(SET PROBLEM): Copy every entry word for word, but skip the pictures.

(ENTRIES SUPPLIED):
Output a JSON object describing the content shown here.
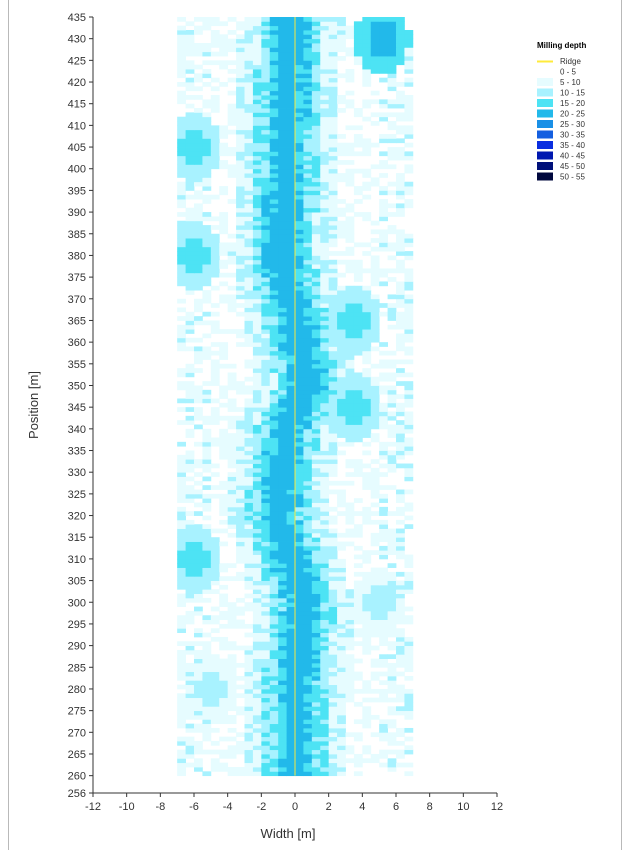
{
  "chart_data": {
    "type": "heatmap",
    "title": "",
    "xlabel": "Width [m]",
    "ylabel": "Position [m]",
    "xlim": [
      -12,
      12
    ],
    "ylim": [
      256,
      435
    ],
    "x_ticks": [
      -12,
      -10,
      -8,
      -6,
      -4,
      -2,
      0,
      2,
      4,
      6,
      8,
      10,
      12
    ],
    "y_ticks": [
      256,
      260,
      265,
      270,
      275,
      280,
      285,
      290,
      295,
      300,
      305,
      310,
      315,
      320,
      325,
      330,
      335,
      340,
      345,
      350,
      355,
      360,
      365,
      370,
      375,
      380,
      385,
      390,
      395,
      400,
      405,
      410,
      415,
      420,
      425,
      430,
      435
    ],
    "grid": false,
    "legend": {
      "title": "Milling depth",
      "placement": "top-right",
      "entries": [
        {
          "label": "Ridge",
          "color": "#ffeb3b",
          "kind": "line"
        },
        {
          "label": "0 - 5",
          "color": "#ffffff",
          "kind": "box"
        },
        {
          "label": "5 - 10",
          "color": "#e6fcff",
          "kind": "box"
        },
        {
          "label": "10 - 15",
          "color": "#a8f2ff",
          "kind": "box"
        },
        {
          "label": "15 - 20",
          "color": "#4de3f4",
          "kind": "box"
        },
        {
          "label": "20 - 25",
          "color": "#22b9ea",
          "kind": "box"
        },
        {
          "label": "25 - 30",
          "color": "#1990e6",
          "kind": "box"
        },
        {
          "label": "30 - 35",
          "color": "#145fe0",
          "kind": "box"
        },
        {
          "label": "35 - 40",
          "color": "#0a2ee0",
          "kind": "box"
        },
        {
          "label": "40 - 45",
          "color": "#0018b0",
          "kind": "box"
        },
        {
          "label": "45 - 50",
          "color": "#00107a",
          "kind": "box"
        },
        {
          "label": "50 - 55",
          "color": "#00083e",
          "kind": "box"
        }
      ]
    },
    "data_extent": {
      "x": [
        -7,
        7
      ],
      "y": [
        260,
        435
      ]
    },
    "ridge": {
      "x": 0,
      "y": [
        260,
        435
      ],
      "color": "#ffeb3b"
    },
    "trough_center_x": [
      {
        "y": 260,
        "x": 0.0
      },
      {
        "y": 280,
        "x": 0.0
      },
      {
        "y": 300,
        "x": 0.5
      },
      {
        "y": 320,
        "x": -1.0
      },
      {
        "y": 340,
        "x": -0.5
      },
      {
        "y": 350,
        "x": 0.8
      },
      {
        "y": 365,
        "x": 0.0
      },
      {
        "y": 380,
        "x": -0.8
      },
      {
        "y": 400,
        "x": -0.5
      },
      {
        "y": 420,
        "x": -0.4
      },
      {
        "y": 435,
        "x": -0.2
      }
    ],
    "trough_depth_class": "20 - 30",
    "side_features": [
      {
        "x": -6,
        "y": 405,
        "depth_class": "15 - 20"
      },
      {
        "x": -6,
        "y": 380,
        "depth_class": "15 - 20"
      },
      {
        "x": -6,
        "y": 310,
        "depth_class": "15 - 20"
      },
      {
        "x": 3.5,
        "y": 365,
        "depth_class": "15 - 20"
      },
      {
        "x": 3.5,
        "y": 345,
        "depth_class": "15 - 20"
      },
      {
        "x": 5.2,
        "y": 430,
        "depth_class": "20 - 25"
      },
      {
        "x": -5,
        "y": 280,
        "depth_class": "10 - 15"
      },
      {
        "x": 5,
        "y": 300,
        "depth_class": "10 - 15"
      }
    ]
  }
}
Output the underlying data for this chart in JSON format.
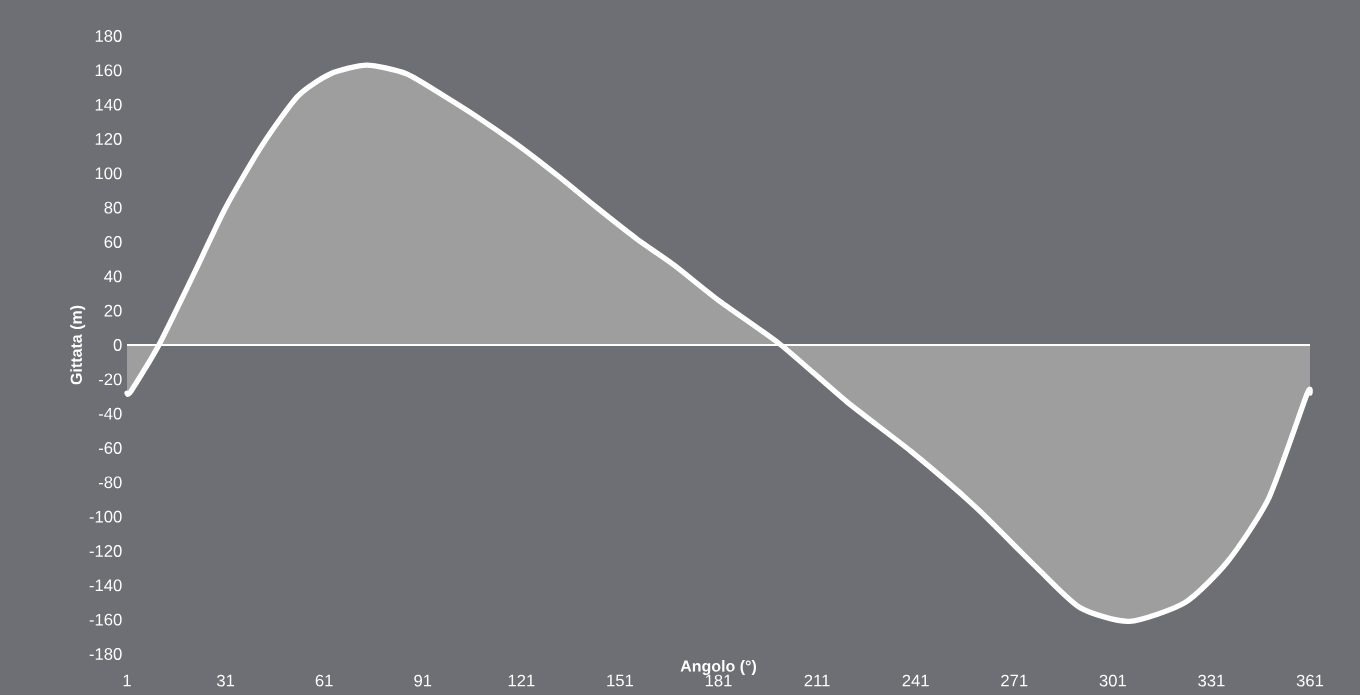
{
  "chart_data": {
    "type": "area",
    "xlabel": "Angolo (°)",
    "ylabel": "Gittata (m)",
    "x": [
      1,
      2.2,
      10.7,
      22,
      31,
      42,
      53,
      63,
      74,
      86,
      97.5,
      109,
      121,
      132.5,
      144,
      156,
      167.5,
      181,
      200,
      220,
      239.6,
      259,
      278,
      291,
      306,
      323,
      336,
      348.5,
      360,
      361
    ],
    "series": [
      {
        "color": "#ffffff",
        "values": [
          -28,
          -27,
          0,
          44,
          80,
          116,
          145,
          158,
          163,
          158,
          145,
          131,
          115,
          98,
          80,
          62,
          46.5,
          26,
          0,
          -33,
          -62,
          -94,
          -130,
          -153,
          -161,
          -150,
          -126,
          -89,
          -29,
          -28
        ]
      }
    ],
    "xlim": [
      1,
      361
    ],
    "xticks": [
      1,
      31,
      61,
      91,
      121,
      151,
      181,
      211,
      241,
      271,
      301,
      331,
      361
    ],
    "ylim": [
      -180,
      180
    ],
    "yticks": [
      -180,
      -160,
      -140,
      -120,
      -100,
      -80,
      -60,
      -40,
      -20,
      0,
      20,
      40,
      60,
      80,
      100,
      120,
      140,
      160,
      180
    ],
    "tick_labels": true
  }
}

(COMPLETED TASK):
Output a JSON object describing the content shown here.
{
  "chart_data": {
    "type": "heatmap",
    "title": "",
    "xlabel": "Width [m]",
    "ylabel": "Position [m]",
    "xlim": [
      -12,
      12
    ],
    "ylim": [
      256,
      435
    ],
    "x_ticks": [
      -12,
      -10,
      -8,
      -6,
      -4,
      -2,
      0,
      2,
      4,
      6,
      8,
      10,
      12
    ],
    "y_ticks": [
      256,
      260,
      265,
      270,
      275,
      280,
      285,
      290,
      295,
      300,
      305,
      310,
      315,
      320,
      325,
      330,
      335,
      340,
      345,
      350,
      355,
      360,
      365,
      370,
      375,
      380,
      385,
      390,
      395,
      400,
      405,
      410,
      415,
      420,
      425,
      430,
      435
    ],
    "grid": false,
    "legend": {
      "title": "Milling depth",
      "placement": "top-right",
      "entries": [
        {
          "label": "Ridge",
          "color": "#ffeb3b",
          "kind": "line"
        },
        {
          "label": "0 - 5",
          "color": "#ffffff",
          "kind": "box"
        },
        {
          "label": "5 - 10",
          "color": "#e6fcff",
          "kind": "box"
        },
        {
          "label": "10 - 15",
          "color": "#a8f2ff",
          "kind": "box"
        },
        {
          "label": "15 - 20",
          "color": "#4de3f4",
          "kind": "box"
        },
        {
          "label": "20 - 25",
          "color": "#22b9ea",
          "kind": "box"
        },
        {
          "label": "25 - 30",
          "color": "#1990e6",
          "kind": "box"
        },
        {
          "label": "30 - 35",
          "color": "#145fe0",
          "kind": "box"
        },
        {
          "label": "35 - 40",
          "color": "#0a2ee0",
          "kind": "box"
        },
        {
          "label": "40 - 45",
          "color": "#0018b0",
          "kind": "box"
        },
        {
          "label": "45 - 50",
          "color": "#00107a",
          "kind": "box"
        },
        {
          "label": "50 - 55",
          "color": "#00083e",
          "kind": "box"
        }
      ]
    },
    "data_extent": {
      "x": [
        -7,
        7
      ],
      "y": [
        260,
        435
      ]
    },
    "ridge": {
      "x": 0,
      "y": [
        260,
        435
      ],
      "color": "#ffeb3b"
    },
    "trough_center_x": [
      {
        "y": 260,
        "x": 0.0
      },
      {
        "y": 280,
        "x": 0.0
      },
      {
        "y": 300,
        "x": 0.5
      },
      {
        "y": 320,
        "x": -1.0
      },
      {
        "y": 340,
        "x": -0.5
      },
      {
        "y": 350,
        "x": 0.8
      },
      {
        "y": 365,
        "x": 0.0
      },
      {
        "y": 380,
        "x": -0.8
      },
      {
        "y": 400,
        "x": -0.5
      },
      {
        "y": 420,
        "x": -0.4
      },
      {
        "y": 435,
        "x": -0.2
      }
    ],
    "trough_depth_class": "20 - 30",
    "side_features": [
      {
        "x": -6,
        "y": 405,
        "depth_class": "15 - 20"
      },
      {
        "x": -6,
        "y": 380,
        "depth_class": "15 - 20"
      },
      {
        "x": -6,
        "y": 310,
        "depth_class": "15 - 20"
      },
      {
        "x": 3.5,
        "y": 365,
        "depth_class": "15 - 20"
      },
      {
        "x": 3.5,
        "y": 345,
        "depth_class": "15 - 20"
      },
      {
        "x": 5.2,
        "y": 430,
        "depth_class": "20 - 25"
      },
      {
        "x": -5,
        "y": 280,
        "depth_class": "10 - 15"
      },
      {
        "x": 5,
        "y": 300,
        "depth_class": "10 - 15"
      }
    ]
  }
}
Output the underlying data for this chart in JSON format.
{
  "chart_data": {
    "type": "area",
    "xlabel": "Angolo (°)",
    "ylabel": "Gittata (m)",
    "x": [
      1,
      2.2,
      10.7,
      22,
      31,
      42,
      53,
      63,
      74,
      86,
      97.5,
      109,
      121,
      132.5,
      144,
      156,
      167.5,
      181,
      200,
      220,
      239.6,
      259,
      278,
      291,
      306,
      323,
      336,
      348.5,
      360,
      361
    ],
    "series": [
      {
        "color": "#ffffff",
        "values": [
          -28,
          -27,
          0,
          44,
          80,
          116,
          145,
          158,
          163,
          158,
          145,
          131,
          115,
          98,
          80,
          62,
          46.5,
          26,
          0,
          -33,
          -62,
          -94,
          -130,
          -153,
          -161,
          -150,
          -126,
          -89,
          -29,
          -28
        ]
      }
    ],
    "xlim": [
      1,
      361
    ],
    "xticks": [
      1,
      31,
      61,
      91,
      121,
      151,
      181,
      211,
      241,
      271,
      301,
      331,
      361
    ],
    "ylim": [
      -180,
      180
    ],
    "yticks": [
      -180,
      -160,
      -140,
      -120,
      -100,
      -80,
      -60,
      -40,
      -20,
      0,
      20,
      40,
      60,
      80,
      100,
      120,
      140,
      160,
      180
    ],
    "tick_labels": true
  }
}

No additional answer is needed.